### EXERCISE DIRECTIONS:
Repeat each entry word for word. Leave any images out of the copy.

══════════

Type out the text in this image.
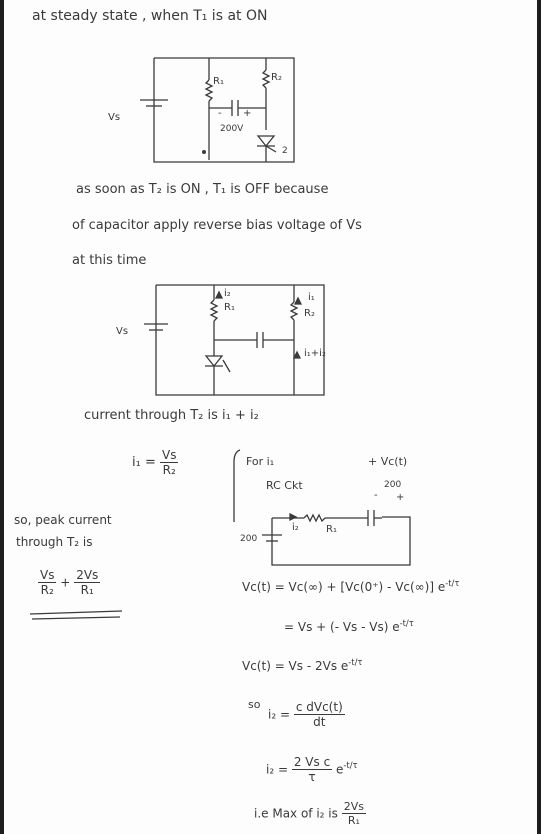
at steady state , when T₁ is at ON
Vs
R₁	R₂
- +
200V
2
as soon as T₂ is ON , T₁ is OFF because
of capacitor apply reverse bias voltage of Vs
at this time
Vs
i₂
R₁
i₁
R₂
i₁+i₂
current through T₂ is i₁ + i₂
$i_1 = \frac{Vs}{\text{R₂}}$	For i₁
RC Ckt
+ Vc(t)
-
200
+
200
i₂	R₁
so, peak current
through T₂ is
$\frac{Vs}{\text{R₂}} + \frac{2Vs}{\text{R₁}}$	Vc(t) = Vc(∞) + [Vc(0⁺) - Vc(∞)] $e^{-t/\tau}$
= Vs + (- Vs - Vs) $e^{-t/\tau}$
Vc(t) = Vs - 2Vs $e^{-t/\tau}$
so
$i_2 = \frac{\text{c dVc(t)}}{dt}$
$i_2 = \frac{\text{2 Vs c}}{\tau} e^{-t/\tau}$
i.e Max of i₂ is $\frac{2Vs}{\text{R₁}}$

══════════

### FINISHED TASK:
Type out the text in this image.
at steady state , when T₁ is at ON
Vs
R₁	R₂
- +
200V
2
as soon as T₂ is ON , T₁ is OFF because
of capacitor apply reverse bias voltage of Vs
at this time
Vs
i₂
R₁
i₁
R₂
i₁+i₂
current through T₂ is i₁ + i₂
$i_1 = \frac{Vs}{\text{R₂}}$	For i₁
RC Ckt
+ Vc(t)
-
200
+
200
i₂	R₁
so, peak current
through T₂ is
$\frac{Vs}{\text{R₂}} + \frac{2Vs}{\text{R₁}}$	Vc(t) = Vc(∞) + [Vc(0⁺) - Vc(∞)] $e^{-t/\tau}$
= Vs + (- Vs - Vs) $e^{-t/\tau}$
Vc(t) = Vs - 2Vs $e^{-t/\tau}$
so
$i_2 = \frac{\text{c dVc(t)}}{dt}$
$i_2 = \frac{\text{2 Vs c}}{\tau} e^{-t/\tau}$
i.e Max of i₂ is $\frac{2Vs}{\text{R₁}}$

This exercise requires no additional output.